**WHAT IS NEEDED**. Look through the data below. Pick out the lines holding the string "Experience".

(Structured figure records)
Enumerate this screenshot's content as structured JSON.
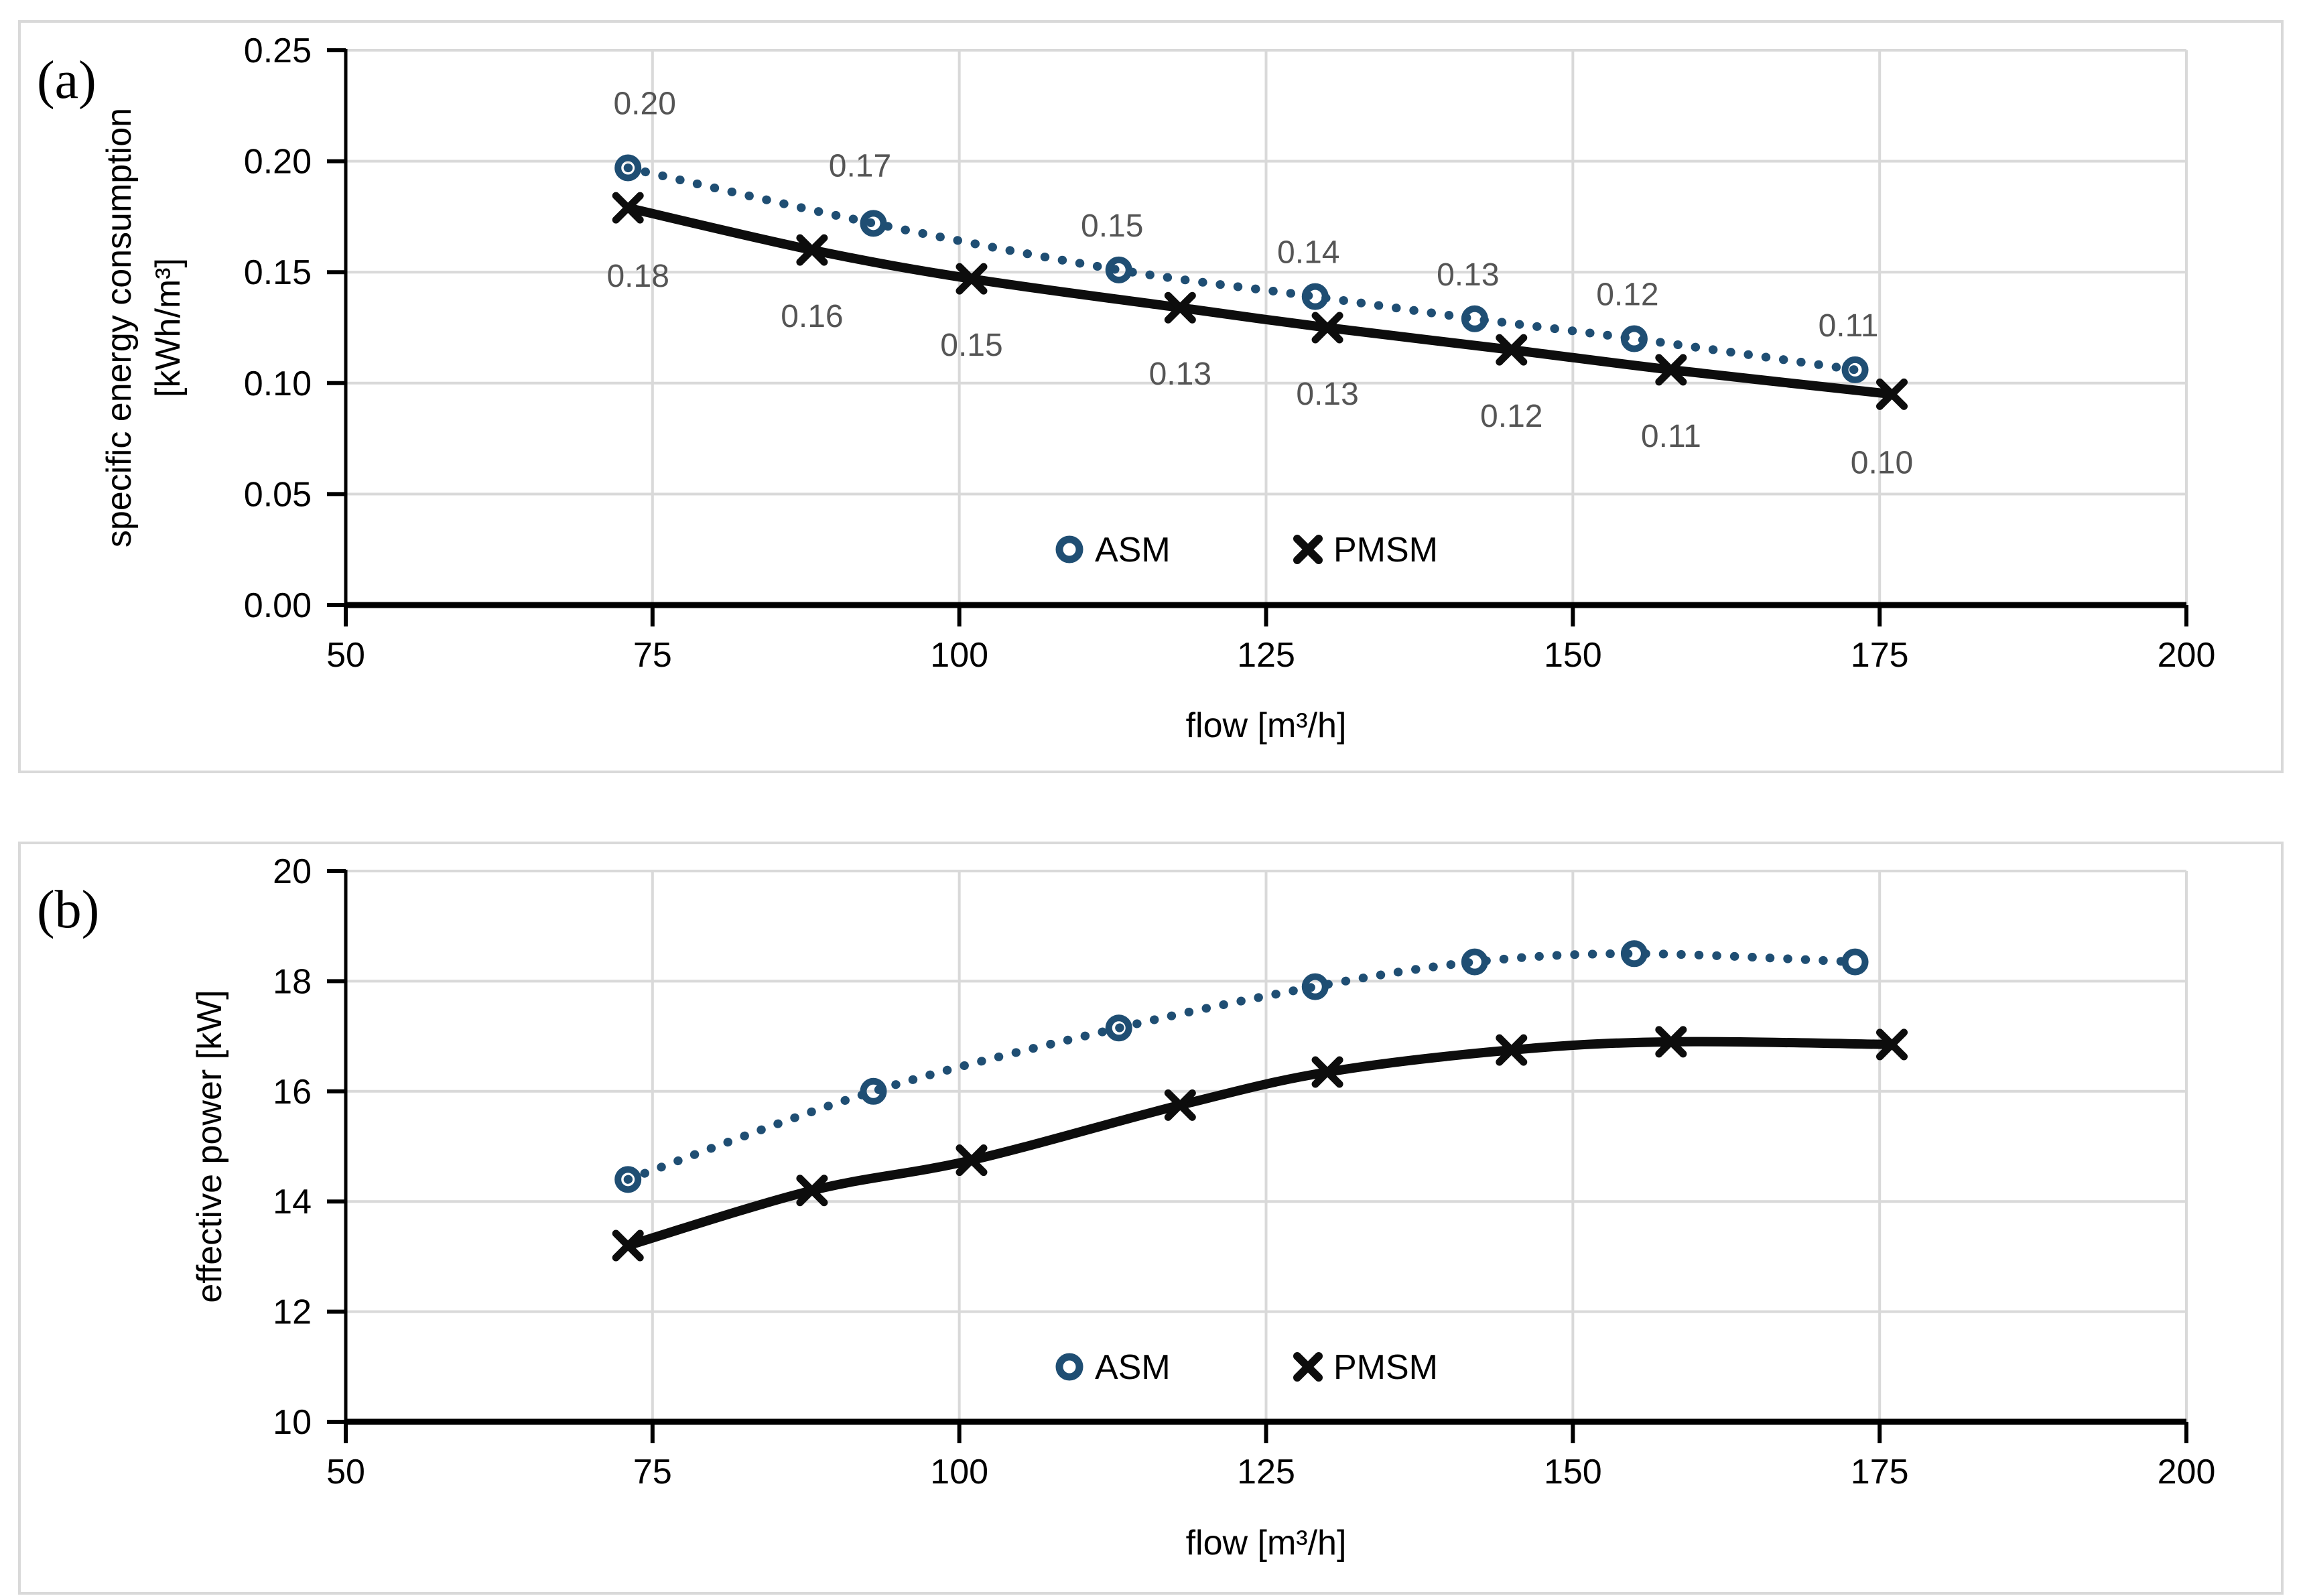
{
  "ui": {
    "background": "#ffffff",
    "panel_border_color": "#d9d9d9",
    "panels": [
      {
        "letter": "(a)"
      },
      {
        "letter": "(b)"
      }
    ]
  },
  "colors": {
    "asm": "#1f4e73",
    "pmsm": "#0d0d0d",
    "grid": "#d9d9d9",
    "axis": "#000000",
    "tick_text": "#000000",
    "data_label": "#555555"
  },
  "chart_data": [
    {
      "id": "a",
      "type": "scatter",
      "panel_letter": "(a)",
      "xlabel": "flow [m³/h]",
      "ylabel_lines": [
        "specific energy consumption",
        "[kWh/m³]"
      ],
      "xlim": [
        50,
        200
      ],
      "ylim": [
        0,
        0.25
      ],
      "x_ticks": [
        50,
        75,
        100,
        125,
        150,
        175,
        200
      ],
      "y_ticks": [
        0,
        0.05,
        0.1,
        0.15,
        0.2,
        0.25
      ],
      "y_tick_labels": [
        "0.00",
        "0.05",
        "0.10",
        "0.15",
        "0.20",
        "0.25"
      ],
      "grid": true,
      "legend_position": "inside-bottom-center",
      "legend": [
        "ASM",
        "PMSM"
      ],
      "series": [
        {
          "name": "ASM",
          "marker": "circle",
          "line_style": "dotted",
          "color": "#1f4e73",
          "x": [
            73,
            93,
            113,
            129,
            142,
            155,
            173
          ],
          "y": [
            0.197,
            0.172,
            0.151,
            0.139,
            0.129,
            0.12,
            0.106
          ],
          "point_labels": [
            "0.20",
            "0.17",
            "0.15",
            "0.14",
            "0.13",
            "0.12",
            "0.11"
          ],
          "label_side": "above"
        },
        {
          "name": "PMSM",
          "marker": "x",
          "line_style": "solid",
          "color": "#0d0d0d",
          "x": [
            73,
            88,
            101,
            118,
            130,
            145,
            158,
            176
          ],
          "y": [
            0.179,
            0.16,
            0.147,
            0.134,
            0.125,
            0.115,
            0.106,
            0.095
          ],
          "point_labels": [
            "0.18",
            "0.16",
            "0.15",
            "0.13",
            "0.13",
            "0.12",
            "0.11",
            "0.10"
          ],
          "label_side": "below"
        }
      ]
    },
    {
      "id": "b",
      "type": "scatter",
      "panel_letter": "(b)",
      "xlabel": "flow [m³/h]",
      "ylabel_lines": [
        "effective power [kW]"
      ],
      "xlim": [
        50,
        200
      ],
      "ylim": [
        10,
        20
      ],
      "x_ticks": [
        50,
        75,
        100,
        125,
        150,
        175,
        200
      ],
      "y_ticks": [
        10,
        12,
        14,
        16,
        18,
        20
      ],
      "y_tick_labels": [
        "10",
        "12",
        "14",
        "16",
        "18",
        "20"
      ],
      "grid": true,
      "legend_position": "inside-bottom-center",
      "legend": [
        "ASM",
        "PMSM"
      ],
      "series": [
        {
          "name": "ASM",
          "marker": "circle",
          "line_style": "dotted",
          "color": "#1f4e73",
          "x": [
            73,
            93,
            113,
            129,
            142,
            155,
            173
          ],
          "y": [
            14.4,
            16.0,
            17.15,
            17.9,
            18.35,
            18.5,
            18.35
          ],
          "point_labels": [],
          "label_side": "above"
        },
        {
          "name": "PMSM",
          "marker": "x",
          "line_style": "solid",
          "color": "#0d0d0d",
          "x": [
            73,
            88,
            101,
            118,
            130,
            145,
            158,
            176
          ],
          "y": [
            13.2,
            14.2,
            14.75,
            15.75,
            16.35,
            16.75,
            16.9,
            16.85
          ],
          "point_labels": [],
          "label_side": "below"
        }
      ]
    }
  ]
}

==

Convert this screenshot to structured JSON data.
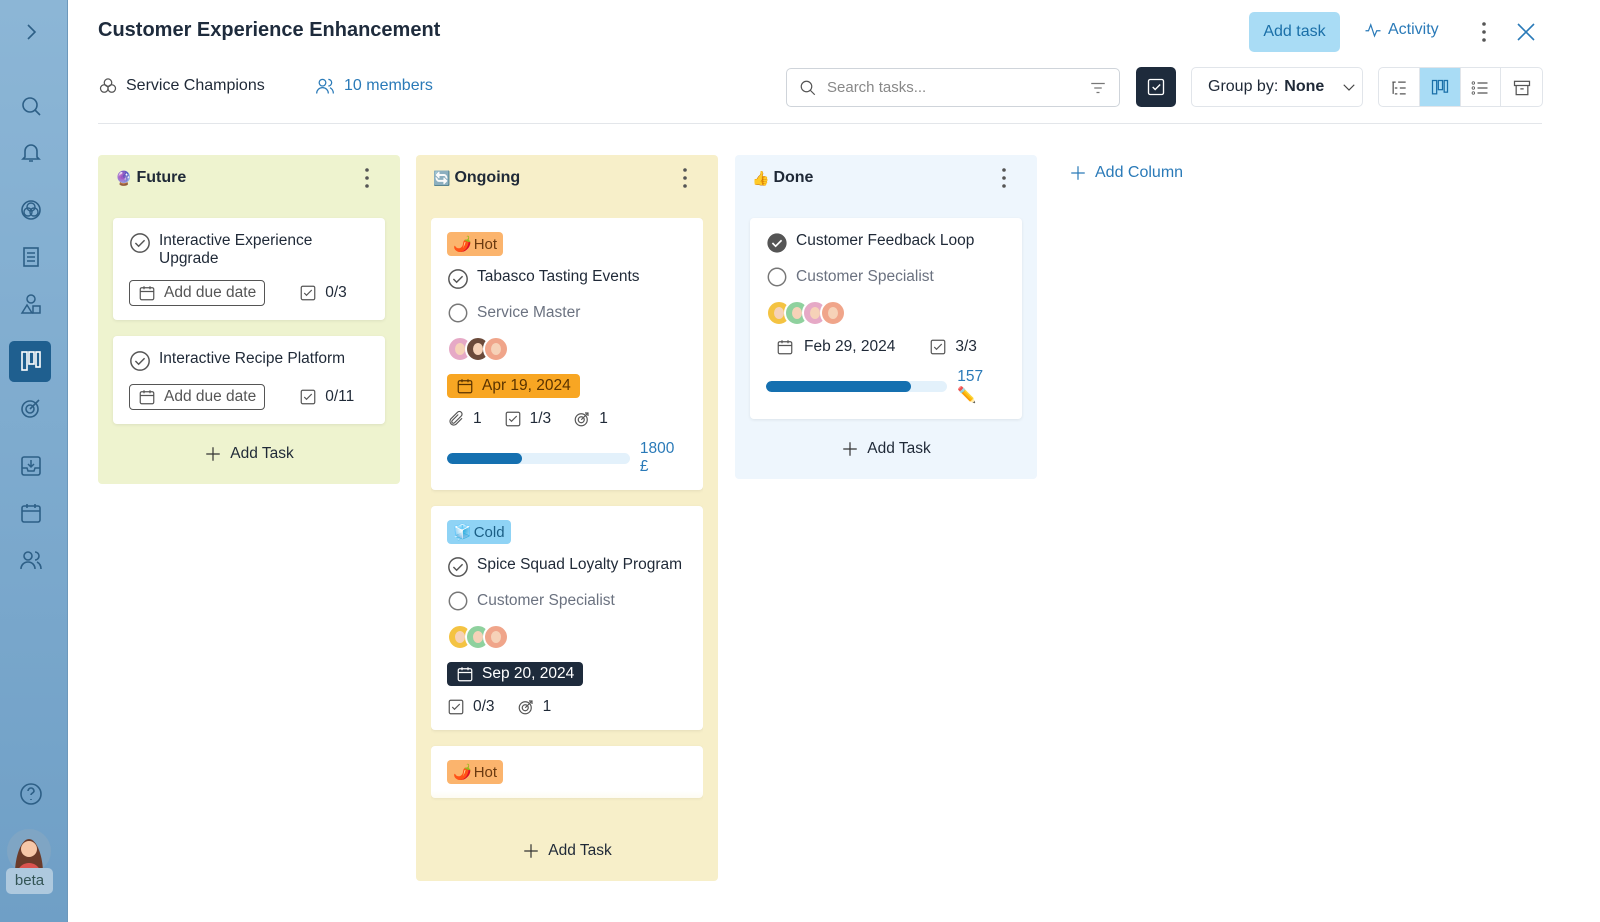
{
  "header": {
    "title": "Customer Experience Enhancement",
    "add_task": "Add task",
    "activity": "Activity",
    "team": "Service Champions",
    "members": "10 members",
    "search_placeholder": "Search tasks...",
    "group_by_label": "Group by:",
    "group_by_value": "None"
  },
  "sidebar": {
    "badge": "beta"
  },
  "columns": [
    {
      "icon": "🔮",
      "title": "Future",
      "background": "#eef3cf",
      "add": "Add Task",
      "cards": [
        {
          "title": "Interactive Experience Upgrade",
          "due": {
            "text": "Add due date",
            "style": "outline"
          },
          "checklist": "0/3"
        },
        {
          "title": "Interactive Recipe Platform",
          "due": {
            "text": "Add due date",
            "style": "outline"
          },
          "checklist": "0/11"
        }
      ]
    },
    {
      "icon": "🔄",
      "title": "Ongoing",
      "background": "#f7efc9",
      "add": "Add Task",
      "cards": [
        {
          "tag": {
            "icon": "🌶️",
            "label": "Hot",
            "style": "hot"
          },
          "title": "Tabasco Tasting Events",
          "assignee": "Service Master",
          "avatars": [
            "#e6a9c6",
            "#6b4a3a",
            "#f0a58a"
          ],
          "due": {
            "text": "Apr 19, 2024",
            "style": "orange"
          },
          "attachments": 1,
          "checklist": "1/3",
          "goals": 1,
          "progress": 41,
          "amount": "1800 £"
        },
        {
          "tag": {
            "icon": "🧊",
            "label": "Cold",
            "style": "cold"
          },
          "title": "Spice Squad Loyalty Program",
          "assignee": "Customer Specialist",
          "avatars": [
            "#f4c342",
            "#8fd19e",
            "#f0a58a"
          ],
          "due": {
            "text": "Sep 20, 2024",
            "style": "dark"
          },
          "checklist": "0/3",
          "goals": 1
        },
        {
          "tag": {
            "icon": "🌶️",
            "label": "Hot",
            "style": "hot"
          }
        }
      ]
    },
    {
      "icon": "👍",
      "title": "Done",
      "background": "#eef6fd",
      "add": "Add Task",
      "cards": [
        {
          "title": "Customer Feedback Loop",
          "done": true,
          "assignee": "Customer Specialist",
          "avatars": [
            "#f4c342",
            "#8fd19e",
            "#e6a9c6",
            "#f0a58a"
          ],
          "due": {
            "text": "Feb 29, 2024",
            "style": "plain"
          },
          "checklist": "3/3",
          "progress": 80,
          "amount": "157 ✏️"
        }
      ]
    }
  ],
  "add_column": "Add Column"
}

...

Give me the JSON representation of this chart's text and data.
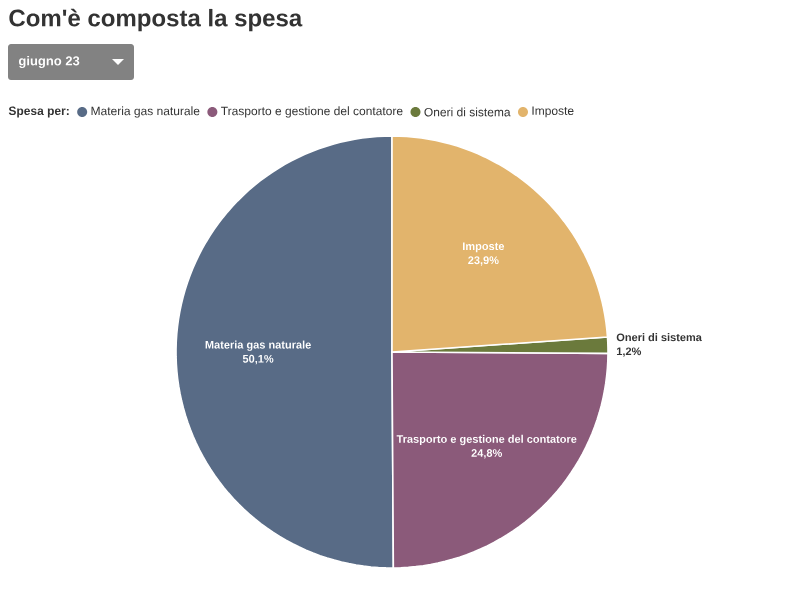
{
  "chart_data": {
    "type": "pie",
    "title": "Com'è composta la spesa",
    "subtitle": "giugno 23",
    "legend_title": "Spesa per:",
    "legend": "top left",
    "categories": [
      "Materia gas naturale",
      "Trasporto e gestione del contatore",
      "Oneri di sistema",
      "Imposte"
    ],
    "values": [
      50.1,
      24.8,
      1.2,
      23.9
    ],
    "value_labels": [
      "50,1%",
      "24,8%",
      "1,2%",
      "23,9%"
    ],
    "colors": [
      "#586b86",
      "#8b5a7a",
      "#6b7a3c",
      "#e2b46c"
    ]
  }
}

**ANSWER FOR THIS EXERCISE**.
    "title": "Customer Experience Enhancement",
          "title": "Interactive Experience Upgrade",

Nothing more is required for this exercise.